## MATERIAL FOR THIS TASK
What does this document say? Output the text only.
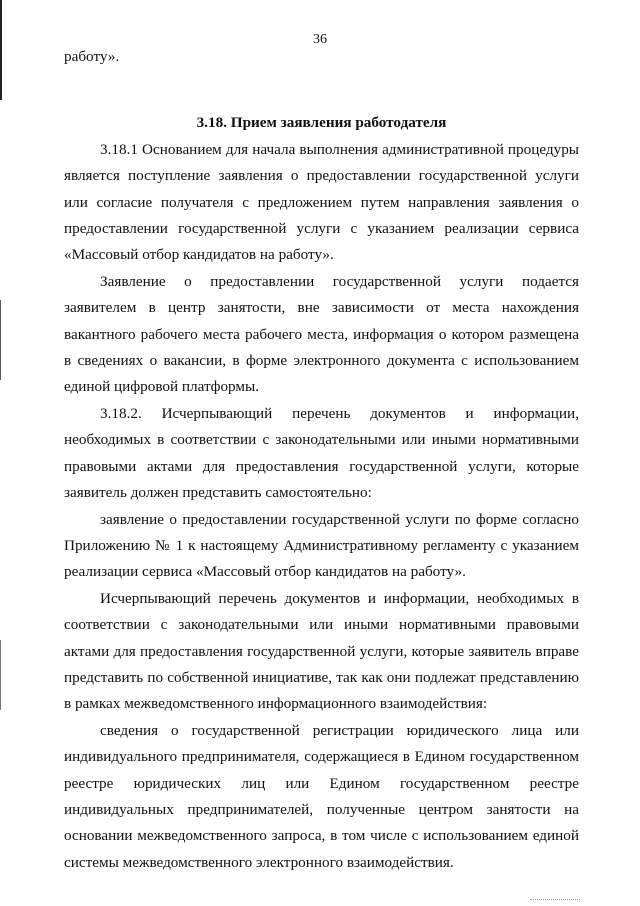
36

работу».

3.18. Прием заявления работодателя

3.18.1 Основанием для начала выполнения административной процедуры является поступление заявления о предоставлении государственной услуги или согласие получателя с предложением путем направления заявления о предоставлении государственной услуги с указанием реализации сервиса «Массовый отбор кандидатов на работу».

Заявление о предоставлении государственной услуги подается заявителем в центр занятости, вне зависимости от места нахождения вакантного рабочего места рабочего места, информация о котором размещена в сведениях о вакансии, в форме электронного документа с использованием единой цифровой платформы.

3.18.2. Исчерпывающий перечень документов и информации, необходимых в соответствии с законодательными или иными нормативными правовыми актами для предоставления государственной услуги, которые заявитель должен представить самостоятельно:

заявление о предоставлении государственной услуги по форме согласно Приложению № 1 к настоящему Административному регламенту с указанием реализации сервиса «Массовый отбор кандидатов на работу».

Исчерпывающий перечень документов и информации, необходимых в соответствии с законодательными или иными нормативными правовыми актами для предоставления государственной услуги, которые заявитель вправе представить по собственной инициативе, так как они подлежат представлению в рамках межведомственного информационного взаимодействия:

сведения о государственной регистрации юридического лица или индивидуального предпринимателя, содержащиеся в Едином государственном реестре юридических лиц или Едином государственном реестре индивидуальных предпринимателей, полученные центром занятости на основании межведомственного запроса, в том числе с использованием единой системы межведомственного электронного взаимодействия.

## EXERCISE OBJECTIVE
Display every line of the listing that contains the string "отбор".

## RESULT BELOW
3.18.1 Основанием для начала выполнения административной процедуры является поступление заявления о предоставлении государственной услуги или согласие получателя с предложением путем направления заявления о предоставлении государственной услуги с указанием реализации сервиса «Массовый отбор кандидатов на работу».
заявление о предоставлении государственной услуги по форме согласно Приложению № 1 к настоящему Административному регламенту с указанием реализации сервиса «Массовый отбор кандидатов на работу».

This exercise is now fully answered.